**SET TASK**
Omit every picture and output the rest of the records exactly as they are.
>> START
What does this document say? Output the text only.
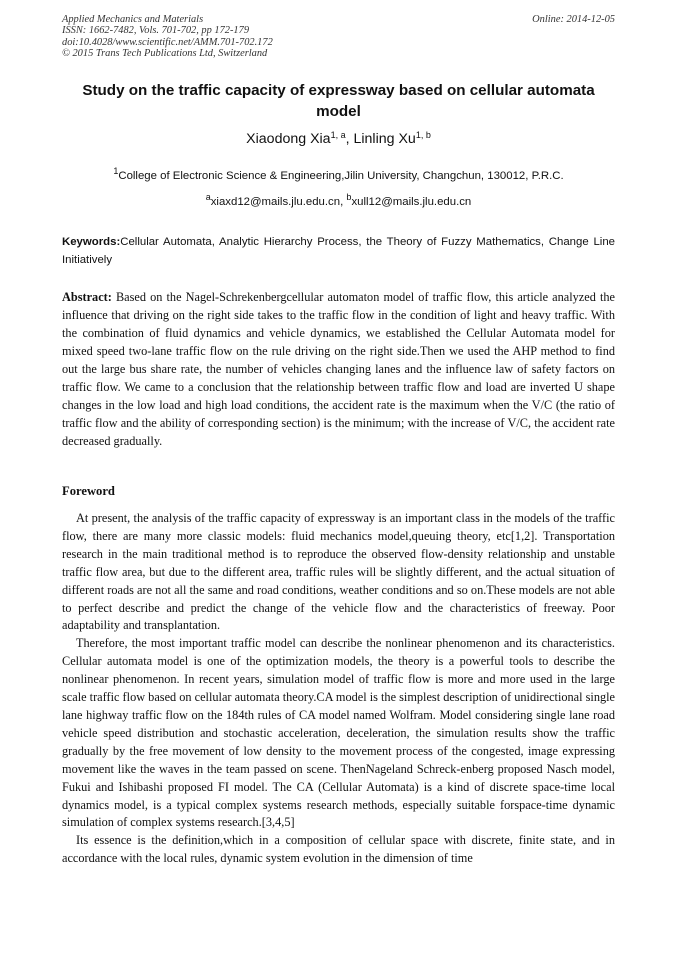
Applied Mechanics and Materials
ISSN: 1662-7482, Vols. 701-702, pp 172-179
doi:10.4028/www.scientific.net/AMM.701-702.172
© 2015 Trans Tech Publications Ltd, Switzerland
Online: 2014-12-05
Study on the traffic capacity of expressway based on cellular automata model
Xiaodong Xia$^{1, a}$, Linling Xu$^{1, b}$
$^1$College of Electronic Science & Engineering,Jilin University, Changchun, 130012, P.R.C.
$^a$xiaxd12@mails.jlu.edu.cn, $^b$xull12@mails.jlu.edu.cn
Keywords:Cellular Automata, Analytic Hierarchy Process, the Theory of Fuzzy Mathematics, Change Line Initiatively
Abstract: Based on the Nagel-Schrekenbergcellular automaton model of traffic flow, this article analyzed the influence that driving on the right side takes to the traffic flow in the condition of light and heavy traffic. With the combination of fluid dynamics and vehicle dynamics, we established the Cellular Automata model for mixed speed two-lane traffic flow on the rule driving on the right side.Then we used the AHP method to find out the large bus share rate, the number of vehicles changing lanes and the influence law of safety factors on traffic flow. We came to a conclusion that the relationship between traffic flow and load are inverted U shape changes in the low load and high load conditions, the accident rate is the maximum when the V/C (the ratio of traffic flow and the ability of corresponding section) is the minimum; with the increase of V/C, the accident rate decreased gradually.
Foreword

At present, the analysis of the traffic capacity of expressway is an important class in the models of the traffic flow, there are many more classic models: fluid mechanics model,queuing theory, etc[1,2]. Transportation research in the main traditional method is to reproduce the observed flow-density relationship and unstable traffic flow area, but due to the different area, traffic rules will be slightly different, and the actual situation of different roads are not all the same and road conditions, weather conditions and so on.These models are not able to perfect describe and predict the change of the vehicle flow and the characteristics of freeway. Poor adaptability and transplantation.

Therefore, the most important traffic model can describe the nonlinear phenomenon and its characteristics. Cellular automata model is one of the optimization models, the theory is a powerful tools to describe the nonlinear phenomenon. In recent years, simulation model of traffic flow is more and more used in the large scale traffic flow based on cellular automata theory.CA model is the simplest description of unidirectional single lane highway traffic flow on the 184th rules of CA model named Wolfram. Model considering single lane road vehicle speed distribution and stochastic acceleration, deceleration, the simulation results show the traffic gradually by the free movement of low density to the movement process of the congested, image expressing movement like the waves in the team passed on scene. ThenNageland Schreck-enberg proposed Nasch model, Fukui and Ishibashi proposed FI model. The CA (Cellular Automata) is a kind of discrete space-time local dynamics model, is a typical complex systems research methods, especially suitable forspace-time dynamic simulation of complex systems research.[3,4,5]

Its essence is the definition,which in a composition of cellular space with discrete, finite state, and in accordance with the local rules, dynamic system evolution in the dimension of time
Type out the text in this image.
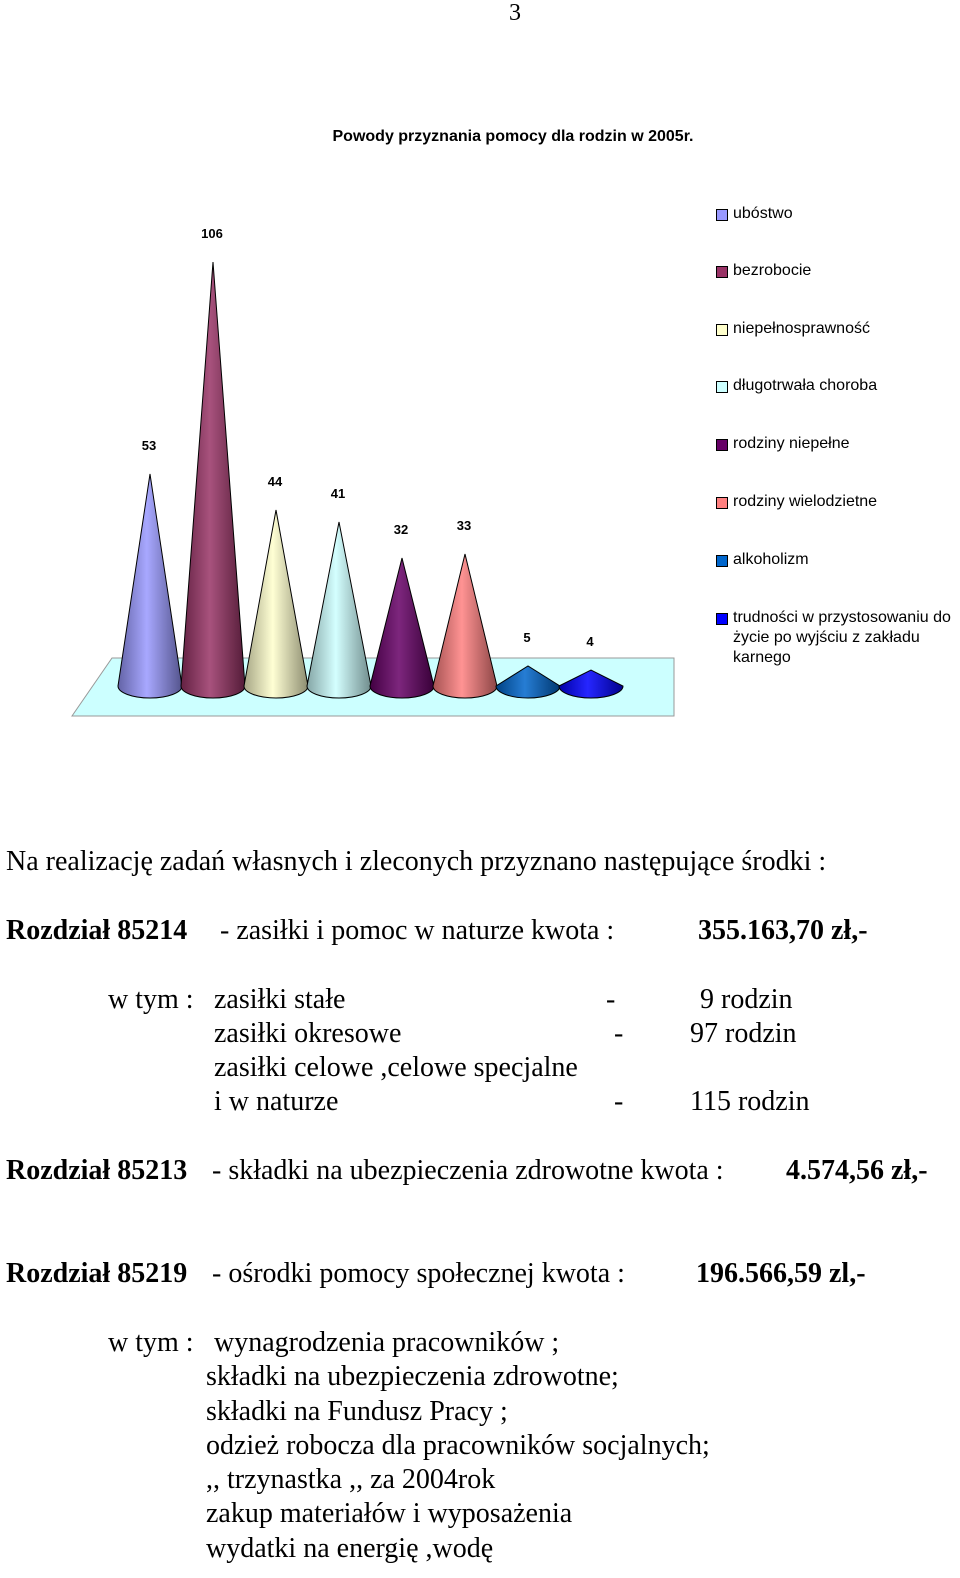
3
Powody przyznania pomocy dla rodzin w 2005r.
53
106
44
41
32	33
5	4
ubóstwo
bezrobocie
niepełnosprawność
długotrwała choroba
rodziny niepełne
rodziny wielodzietne
alkoholizm
trudności w przystosowaniu do życie po wyjściu z zakładu karnego
Na realizację zadań własnych i zleconych przyznano następujące środki :
Rozdział 85214 - zasiłki i pomoc w naturze kwota :	355.163,70 zł,-
w tym : zasiłki stałe	-	9 rodzin
zasiłki okresowe	- 97 rodzin
zasiłki celowe ,celowe specjalne
i w naturze	- 115 rodzin
Rozdział 85213 - składki na ubezpieczenia zdrowotne kwota : 4.574,56 zł,-
Rozdział 85219 - ośrodki pomocy społecznej kwota :	196.566,59 zl,-
w tym : wynagrodzenia pracowników ;
składki na ubezpieczenia zdrowotne;
składki na Fundusz Pracy ;
odzież robocza dla pracowników socjalnych;
,, trzynastka ,, za 2004rok
zakup materiałów i wyposażenia
wydatki na energię ,wodę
>> END
**CORRECT RESULT**
What does this document say? Output the text only.
Applied Mechanics and Materials
ISSN: 1662-7482, Vols. 701-702, pp 172-179
doi:10.4028/www.scientific.net/AMM.701-702.172
© 2015 Trans Tech Publications Ltd, Switzerland
Online: 2014-12-05
Study on the traffic capacity of expressway based on cellular automata model
Xiaodong Xia$^{1, a}$, Linling Xu$^{1, b}$
$^1$College of Electronic Science & Engineering,Jilin University, Changchun, 130012, P.R.C.
$^a$xiaxd12@mails.jlu.edu.cn, $^b$xull12@mails.jlu.edu.cn
Keywords:Cellular Automata, Analytic Hierarchy Process, the Theory of Fuzzy Mathematics, Change Line Initiatively
Abstract: Based on the Nagel-Schrekenbergcellular automaton model of traffic flow, this article analyzed the influence that driving on the right side takes to the traffic flow in the condition of light and heavy traffic. With the combination of fluid dynamics and vehicle dynamics, we established the Cellular Automata model for mixed speed two-lane traffic flow on the rule driving on the right side.Then we used the AHP method to find out the large bus share rate, the number of vehicles changing lanes and the influence law of safety factors on traffic flow. We came to a conclusion that the relationship between traffic flow and load are inverted U shape changes in the low load and high load conditions, the accident rate is the maximum when the V/C (the ratio of traffic flow and the ability of corresponding section) is the minimum; with the increase of V/C, the accident rate decreased gradually.
Foreword

At present, the analysis of the traffic capacity of expressway is an important class in the models of the traffic flow, there are many more classic models: fluid mechanics model,queuing theory, etc[1,2]. Transportation research in the main traditional method is to reproduce the observed flow-density relationship and unstable traffic flow area, but due to the different area, traffic rules will be slightly different, and the actual situation of different roads are not all the same and road conditions, weather conditions and so on.These models are not able to perfect describe and predict the change of the vehicle flow and the characteristics of freeway. Poor adaptability and transplantation.

Therefore, the most important traffic model can describe the nonlinear phenomenon and its characteristics. Cellular automata model is one of the optimization models, the theory is a powerful tools to describe the nonlinear phenomenon. In recent years, simulation model of traffic flow is more and more used in the large scale traffic flow based on cellular automata theory.CA model is the simplest description of unidirectional single lane highway traffic flow on the 184th rules of CA model named Wolfram. Model considering single lane road vehicle speed distribution and stochastic acceleration, deceleration, the simulation results show the traffic gradually by the free movement of low density to the movement process of the congested, image expressing movement like the waves in the team passed on scene. ThenNageland Schreck-enberg proposed Nasch model, Fukui and Ishibashi proposed FI model. The CA (Cellular Automata) is a kind of discrete space-time local dynamics model, is a typical complex systems research methods, especially suitable forspace-time dynamic simulation of complex systems research.[3,4,5]

Its essence is the definition,which in a composition of cellular space with discrete, finite state, and in accordance with the local rules, dynamic system evolution in the dimension of time
Type out the text in this image.
3
Powody przyznania pomocy dla rodzin w 2005r.
53
106
44
41
32	33
5	4
ubóstwo
bezrobocie
niepełnosprawność
długotrwała choroba
rodziny niepełne
rodziny wielodzietne
alkoholizm
trudności w przystosowaniu do życie po wyjściu z zakładu karnego
Na realizację zadań własnych i zleconych przyznano następujące środki :
Rozdział 85214 - zasiłki i pomoc w naturze kwota :	355.163,70 zł,-
w tym : zasiłki stałe	-	9 rodzin
zasiłki okresowe	- 97 rodzin
zasiłki celowe ,celowe specjalne
i w naturze	- 115 rodzin
Rozdział 85213 - składki na ubezpieczenia zdrowotne kwota : 4.574,56 zł,-
Rozdział 85219 - ośrodki pomocy społecznej kwota :	196.566,59 zl,-
w tym : wynagrodzenia pracowników ;
składki na ubezpieczenia zdrowotne;
składki na Fundusz Pracy ;
odzież robocza dla pracowników socjalnych;
,, trzynastka ,, za 2004rok
zakup materiałów i wyposażenia
wydatki na energię ,wodę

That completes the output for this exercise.